_DOCUMENT PASSAGE_
++++++++++
What is it about the 60s? When we talk about the 20th century, the 60s always almost comes up as the decade that had the most cultural clout. We talk about milestones like the Civil Rights movement, the sexual revolution, the Beatles.

Now the 60s are taking over TV, one big new show at a time. Programs like The Playboy Club (since cancelled), Pan Am, and now Starz’s new show Magic City have all taken on the time period (alright, Magic City is actually set in 1959, cut me some slack). It's pretty clear these series are all out to grab a bit of Mad Men’s success.

Mad Men, obviously, was first on the scene when it comes to the recent “60s period piece” market. Right from their first season in 2007, Mad Men established itself as a smart, gripping drama that nailed the time period. I’d argue that after Mad Men, people of my generation see the 60s less and less as “way back when hippies were prancing around” and more like the über-cool decade when everything was new and anything was possible.

Much has been made of the fact that, despite the undeniable quality of Mad Men as a TV show, it doesn’t pull huge audiences in to AMC. So there was little surprise when NBC’s The Playboy Club was announced for the fall TV season, followed by ABC’s Pan Am and Starz’s Magic City.

That last one I only heard about today – it stars Jeffrey Dean Morgan as a hotelier and nightclub owner in 1959 Miami, who must deal with the debt he owes to a mob boss (Danny Huston). Even though Magic City technically takes place a year before the decade in question began, watching the trailer for the show reinforces how closely Magic City will resemble the other 60s dramas on the air.

The first reason we’re seeing so much of the 60s on TV is simply a shrewd business decision by the networks. Take one look at Mad Men and you know it’s a hit show – consecutive sweeps at the Emmys and its name on every TV fan’s lips. TV executives want to repeat that success on their own networks, and scripts are commissioned for more shows set the 60s. And so a trend was born.

But I think the popularity of the 60s on TV goes deeper than that. People wouldn’t be counting down the months to Mad Men Season Five’s premiere if there wasn’t something about the setting that they identified with. That something is a remarkable similarity between the present and the 1960s – a time when people were discovering new personal freedom and enjoying new methods of communication.

In the 60s the United States was still crawling out from under the all-out McCarthyist fear of communism. Similarly, now we citizens of North America are recovering from the paralysis caused by the early-2000s terrorist attacks, or even the lower points of the 2008 recession. These parallel experiences make it easier for us to understand the characters on 60s series – we share a similar sense of liberation.
++++++++++
_DATA ROWS_
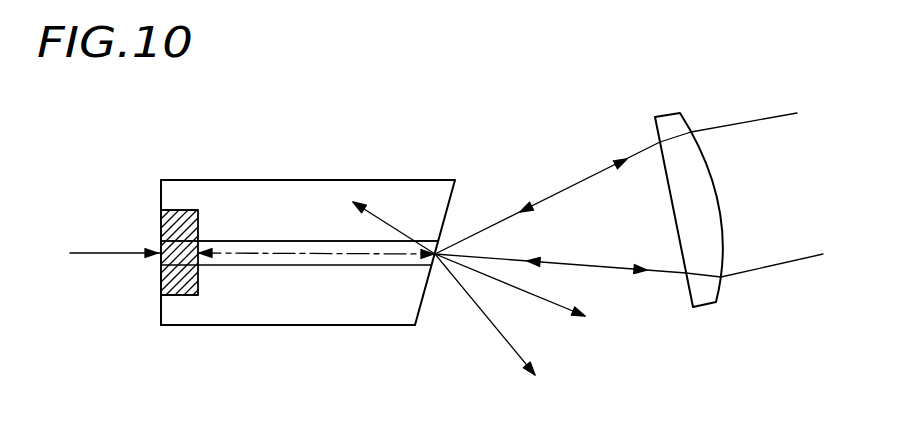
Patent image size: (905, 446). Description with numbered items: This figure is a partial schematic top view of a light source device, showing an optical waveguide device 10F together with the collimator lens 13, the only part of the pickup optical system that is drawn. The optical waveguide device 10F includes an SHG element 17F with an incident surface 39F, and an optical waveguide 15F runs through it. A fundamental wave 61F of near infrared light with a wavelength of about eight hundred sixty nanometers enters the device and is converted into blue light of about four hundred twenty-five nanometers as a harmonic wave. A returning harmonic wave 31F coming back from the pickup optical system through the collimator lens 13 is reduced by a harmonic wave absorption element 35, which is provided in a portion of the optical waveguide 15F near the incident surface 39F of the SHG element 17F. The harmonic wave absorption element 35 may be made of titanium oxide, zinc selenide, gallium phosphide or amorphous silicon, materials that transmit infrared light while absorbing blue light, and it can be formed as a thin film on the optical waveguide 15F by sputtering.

The optical waveguide device 10F is at (372, 170).
The collimator lens 13 is at (708, 307).
The optical waveguide 15F is at (307, 266).
The SHG element 17F is at (391, 327).
The returning harmonic wave 31F is at (229, 249).
The harmonic wave absorption element 35 is at (176, 296).
The incident surface 39F is at (161, 313).
The fundamental wave 61F is at (93, 252).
++++++++++
_TASKS FOR THIS EXERCISE_
**a.** List every television series named in the passage on 1960s-set TV dramas.
**b.** In the passage on 1960s-set TV dramas, condense the paragraph beginning "The first reason we're seeing so much of the 60s" into two sentences that keep its main facts.
**c.** Carry on the passage on 1960s-set TV dramas from the point where it ends.

_RESPONSES IN ORDER_
**a.** Mad Men, The Playboy Club, Pan Am, Magic City

**b.** Networks are putting so many 1960s shows on the air partly as a shrewd business move, because Mad Men is plainly a hit, with consecutive Emmy sweeps and wide fan attention. Executives hoping to repeat that success commissioned more 60s scripts, and a trend was born.

**c.**
This carries over to parallel forms of mass communication. The 60s had the television – which had existed in the previous decade but was just achieving a strong foothold in people’s homes. We have the Internet and social media – again, inventions of an earlier decade, which have only recently matured into a platform we use without thinking.  Like the social similarities between the 60s and now, we can appreciate what a unifying technology like television can mean.

There’s yet another level to why the 60s are doing well on TV. Many people enjoy films and TV shows that focus on an older time period, one that feels sufficiently removed from our own, one we can rediscover through a TV series.

Perhaps the most common versions of this genre are the costume dramas set in the 18th and 19th centuries – now Pan Am and Mad Men offer the same experience as the bodice-ripping material on BBC and PBS: an alternative depiction of a time that has lost its coolness factor over the years.

The 60s, being half a century in the past, are sufficiently removed from the present that the core TV demographic (the 18-35 set) can have their eyes opened by an accurate TV version of the 60s. For those who are unfamiliar with the fashion, the ideas and the lifestyle, I’d even suggest that the current 60s shows could be educational (but please check other sources for your history, too!).

It’s worth noting that the recent 60s-based programs do focus on certain layers of society: flashy ad men, well-paid stewardesses, and upper-crust Miami nightlife. If I were to make a request of the TV industry, it would be to make a TV series that features the poorer, blue-collar demographic of the 1960s, just to see what kinds of stories can be told through that lens.

It’s still hard to tell how well the “wannabe Mad Men” programs will fare over the coming months. The Playboy Club, for its part, will likely go down in history as the show that didn’t capture the magic of the 60s in the way Mad Men did. I’ve recently written about the promising start for Pan Am, and I’ll have to reserve judgment on Magic City until it premieres next year. No matter what happens with this batch, I’m convinced the 60s won’t disappear from our TVs – there’s still a whole lot of decade left to unravel.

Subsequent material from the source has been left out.